DATA SUPPLIED:
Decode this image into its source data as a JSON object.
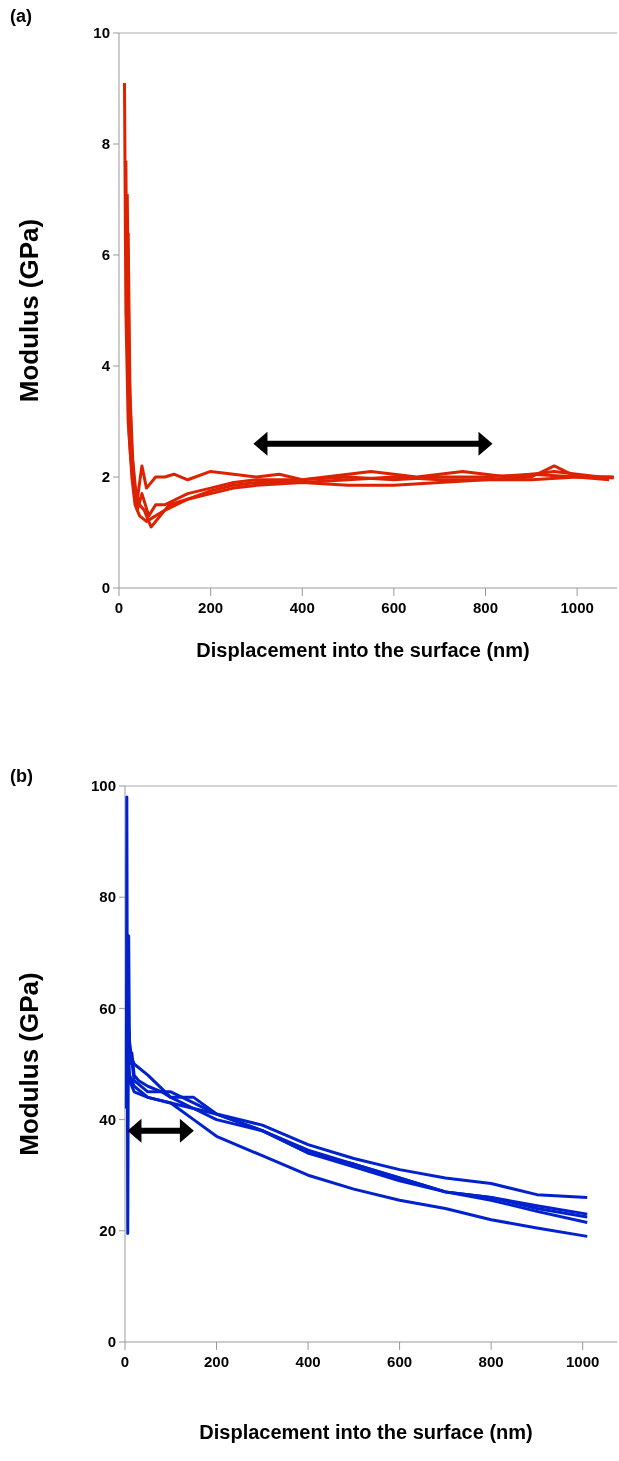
{
  "chart_data": [
    {
      "type": "line",
      "title": "(a)",
      "xlabel": "Displacement into the surface (nm)",
      "ylabel": "Modulus (GPa)",
      "xlim": [
        0,
        1087
      ],
      "xticks": [
        0,
        200,
        400,
        600,
        800,
        1000
      ],
      "ylim": [
        0,
        10
      ],
      "yticks": [
        0,
        2,
        4,
        6,
        8,
        10
      ],
      "grid": false,
      "marker": "none",
      "line_style": "solid",
      "series": [
        {
          "color": "#dd2200",
          "x": [
            12,
            15,
            20,
            25,
            30,
            40,
            50,
            60,
            80,
            100,
            120,
            150,
            200,
            250,
            300,
            350,
            400,
            450,
            500,
            550,
            600,
            650,
            700,
            750,
            800,
            850,
            900,
            950,
            1000,
            1050,
            1080
          ],
          "values": [
            9.1,
            5,
            3,
            2.4,
            2.0,
            1.6,
            2.2,
            1.8,
            2.0,
            2.0,
            2.05,
            1.95,
            2.1,
            2.05,
            2.0,
            2.05,
            1.95,
            2.0,
            2.05,
            2.1,
            2.05,
            2.0,
            2.05,
            2.1,
            2.05,
            2.0,
            2.05,
            2.1,
            2.05,
            2.0,
            1.98
          ]
        },
        {
          "color": "#dd2200",
          "x": [
            15,
            18,
            22,
            28,
            35,
            45,
            60,
            80,
            100,
            150,
            200,
            250,
            300,
            400,
            500,
            600,
            700,
            800,
            900,
            1000,
            1080
          ],
          "values": [
            7.7,
            4.5,
            2.8,
            2.0,
            1.5,
            1.3,
            1.2,
            1.3,
            1.4,
            1.6,
            1.7,
            1.8,
            1.85,
            1.9,
            1.85,
            1.85,
            1.9,
            1.95,
            1.95,
            2.0,
            2.0
          ]
        },
        {
          "color": "#dd2200",
          "x": [
            18,
            22,
            27,
            33,
            40,
            50,
            65,
            80,
            100,
            150,
            200,
            250,
            300,
            400,
            500,
            600,
            700,
            800,
            900,
            1000,
            1075
          ],
          "values": [
            7.1,
            4.0,
            2.6,
            1.9,
            1.4,
            1.7,
            1.3,
            1.5,
            1.5,
            1.7,
            1.8,
            1.9,
            1.95,
            1.95,
            2.0,
            1.95,
            2.0,
            2.0,
            2.05,
            2.0,
            2.0
          ]
        },
        {
          "color": "#dd2200",
          "x": [
            20,
            24,
            30,
            36,
            45,
            55,
            70,
            90,
            110,
            150,
            200,
            250,
            300,
            400,
            500,
            600,
            700,
            800,
            900,
            950,
            1000,
            1070
          ],
          "values": [
            6.4,
            3.5,
            2.3,
            1.8,
            1.5,
            1.4,
            1.1,
            1.3,
            1.5,
            1.6,
            1.75,
            1.85,
            1.9,
            1.9,
            1.95,
            2.0,
            1.95,
            1.95,
            2.0,
            2.2,
            2.0,
            1.95
          ]
        }
      ]
    },
    {
      "type": "line",
      "title": "(b)",
      "xlabel": "Displacement into the surface (nm)",
      "ylabel": "Modulus (GPa)",
      "xlim": [
        0,
        1075
      ],
      "xticks": [
        0,
        200,
        400,
        600,
        800,
        1000
      ],
      "ylim": [
        0,
        100
      ],
      "yticks": [
        0,
        20,
        40,
        60,
        80,
        100
      ],
      "grid": false,
      "marker": "none",
      "line_style": "solid",
      "series": [
        {
          "color": "#0022cc",
          "x": [
            3,
            4,
            6,
            8,
            10,
            15,
            20,
            30,
            50,
            80,
            100,
            150,
            200,
            300,
            400,
            500,
            600,
            700,
            800,
            900,
            1010
          ],
          "values": [
            42,
            98,
            19.5,
            73,
            50,
            52,
            48,
            47,
            46,
            45,
            44,
            42,
            41,
            38,
            34.5,
            32,
            29.5,
            27,
            26,
            24,
            22.5
          ]
        },
        {
          "color": "#0022cc",
          "x": [
            5,
            10,
            20,
            50,
            100,
            150,
            200,
            300,
            400,
            500,
            600,
            700,
            800,
            900,
            1010
          ],
          "values": [
            55,
            48,
            46,
            44,
            43,
            40,
            37,
            33.5,
            30,
            27.5,
            25.5,
            24,
            22,
            20.5,
            19
          ]
        },
        {
          "color": "#0022cc",
          "x": [
            5,
            10,
            20,
            50,
            100,
            150,
            200,
            300,
            400,
            500,
            600,
            700,
            800,
            900,
            1010
          ],
          "values": [
            62,
            52,
            50,
            48,
            44,
            44,
            41,
            39,
            35.5,
            33,
            31,
            29.5,
            28.5,
            26.5,
            26
          ]
        },
        {
          "color": "#0022cc",
          "x": [
            5,
            10,
            20,
            50,
            100,
            150,
            200,
            300,
            400,
            500,
            600,
            700,
            800,
            900,
            1010
          ],
          "values": [
            60,
            54,
            47,
            45,
            45,
            43,
            41,
            38,
            34,
            32,
            29.5,
            27,
            26,
            24.5,
            23
          ]
        },
        {
          "color": "#0022cc",
          "x": [
            5,
            10,
            20,
            50,
            100,
            150,
            200,
            300,
            400,
            500,
            600,
            700,
            800,
            900,
            1010
          ],
          "values": [
            50,
            47,
            45,
            44,
            43,
            42,
            40,
            38,
            34,
            31.5,
            29,
            27,
            25.5,
            23.5,
            21.5
          ]
        }
      ]
    }
  ]
}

REQUEST:
Reproduce the material word for word. Any pictures should be left out of the copy.

WRITTEN REPLY:
Decode this image into its source data as a JSON object.
{
  "chart_data": [
    {
      "type": "line",
      "title": "(a)",
      "xlabel": "Displacement into the surface (nm)",
      "ylabel": "Modulus (GPa)",
      "xlim": [
        0,
        1087
      ],
      "xticks": [
        0,
        200,
        400,
        600,
        800,
        1000
      ],
      "ylim": [
        0,
        10
      ],
      "yticks": [
        0,
        2,
        4,
        6,
        8,
        10
      ],
      "grid": false,
      "marker": "none",
      "line_style": "solid",
      "series": [
        {
          "color": "#dd2200",
          "x": [
            12,
            15,
            20,
            25,
            30,
            40,
            50,
            60,
            80,
            100,
            120,
            150,
            200,
            250,
            300,
            350,
            400,
            450,
            500,
            550,
            600,
            650,
            700,
            750,
            800,
            850,
            900,
            950,
            1000,
            1050,
            1080
          ],
          "values": [
            9.1,
            5,
            3,
            2.4,
            2.0,
            1.6,
            2.2,
            1.8,
            2.0,
            2.0,
            2.05,
            1.95,
            2.1,
            2.05,
            2.0,
            2.05,
            1.95,
            2.0,
            2.05,
            2.1,
            2.05,
            2.0,
            2.05,
            2.1,
            2.05,
            2.0,
            2.05,
            2.1,
            2.05,
            2.0,
            1.98
          ]
        },
        {
          "color": "#dd2200",
          "x": [
            15,
            18,
            22,
            28,
            35,
            45,
            60,
            80,
            100,
            150,
            200,
            250,
            300,
            400,
            500,
            600,
            700,
            800,
            900,
            1000,
            1080
          ],
          "values": [
            7.7,
            4.5,
            2.8,
            2.0,
            1.5,
            1.3,
            1.2,
            1.3,
            1.4,
            1.6,
            1.7,
            1.8,
            1.85,
            1.9,
            1.85,
            1.85,
            1.9,
            1.95,
            1.95,
            2.0,
            2.0
          ]
        },
        {
          "color": "#dd2200",
          "x": [
            18,
            22,
            27,
            33,
            40,
            50,
            65,
            80,
            100,
            150,
            200,
            250,
            300,
            400,
            500,
            600,
            700,
            800,
            900,
            1000,
            1075
          ],
          "values": [
            7.1,
            4.0,
            2.6,
            1.9,
            1.4,
            1.7,
            1.3,
            1.5,
            1.5,
            1.7,
            1.8,
            1.9,
            1.95,
            1.95,
            2.0,
            1.95,
            2.0,
            2.0,
            2.05,
            2.0,
            2.0
          ]
        },
        {
          "color": "#dd2200",
          "x": [
            20,
            24,
            30,
            36,
            45,
            55,
            70,
            90,
            110,
            150,
            200,
            250,
            300,
            400,
            500,
            600,
            700,
            800,
            900,
            950,
            1000,
            1070
          ],
          "values": [
            6.4,
            3.5,
            2.3,
            1.8,
            1.5,
            1.4,
            1.1,
            1.3,
            1.5,
            1.6,
            1.75,
            1.85,
            1.9,
            1.9,
            1.95,
            2.0,
            1.95,
            1.95,
            2.0,
            2.2,
            2.0,
            1.95
          ]
        }
      ]
    },
    {
      "type": "line",
      "title": "(b)",
      "xlabel": "Displacement into the surface (nm)",
      "ylabel": "Modulus (GPa)",
      "xlim": [
        0,
        1075
      ],
      "xticks": [
        0,
        200,
        400,
        600,
        800,
        1000
      ],
      "ylim": [
        0,
        100
      ],
      "yticks": [
        0,
        20,
        40,
        60,
        80,
        100
      ],
      "grid": false,
      "marker": "none",
      "line_style": "solid",
      "series": [
        {
          "color": "#0022cc",
          "x": [
            3,
            4,
            6,
            8,
            10,
            15,
            20,
            30,
            50,
            80,
            100,
            150,
            200,
            300,
            400,
            500,
            600,
            700,
            800,
            900,
            1010
          ],
          "values": [
            42,
            98,
            19.5,
            73,
            50,
            52,
            48,
            47,
            46,
            45,
            44,
            42,
            41,
            38,
            34.5,
            32,
            29.5,
            27,
            26,
            24,
            22.5
          ]
        },
        {
          "color": "#0022cc",
          "x": [
            5,
            10,
            20,
            50,
            100,
            150,
            200,
            300,
            400,
            500,
            600,
            700,
            800,
            900,
            1010
          ],
          "values": [
            55,
            48,
            46,
            44,
            43,
            40,
            37,
            33.5,
            30,
            27.5,
            25.5,
            24,
            22,
            20.5,
            19
          ]
        },
        {
          "color": "#0022cc",
          "x": [
            5,
            10,
            20,
            50,
            100,
            150,
            200,
            300,
            400,
            500,
            600,
            700,
            800,
            900,
            1010
          ],
          "values": [
            62,
            52,
            50,
            48,
            44,
            44,
            41,
            39,
            35.5,
            33,
            31,
            29.5,
            28.5,
            26.5,
            26
          ]
        },
        {
          "color": "#0022cc",
          "x": [
            5,
            10,
            20,
            50,
            100,
            150,
            200,
            300,
            400,
            500,
            600,
            700,
            800,
            900,
            1010
          ],
          "values": [
            60,
            54,
            47,
            45,
            45,
            43,
            41,
            38,
            34,
            32,
            29.5,
            27,
            26,
            24.5,
            23
          ]
        },
        {
          "color": "#0022cc",
          "x": [
            5,
            10,
            20,
            50,
            100,
            150,
            200,
            300,
            400,
            500,
            600,
            700,
            800,
            900,
            1010
          ],
          "values": [
            50,
            47,
            45,
            44,
            43,
            42,
            40,
            38,
            34,
            31.5,
            29,
            27,
            25.5,
            23.5,
            21.5
          ]
        }
      ]
    }
  ]
}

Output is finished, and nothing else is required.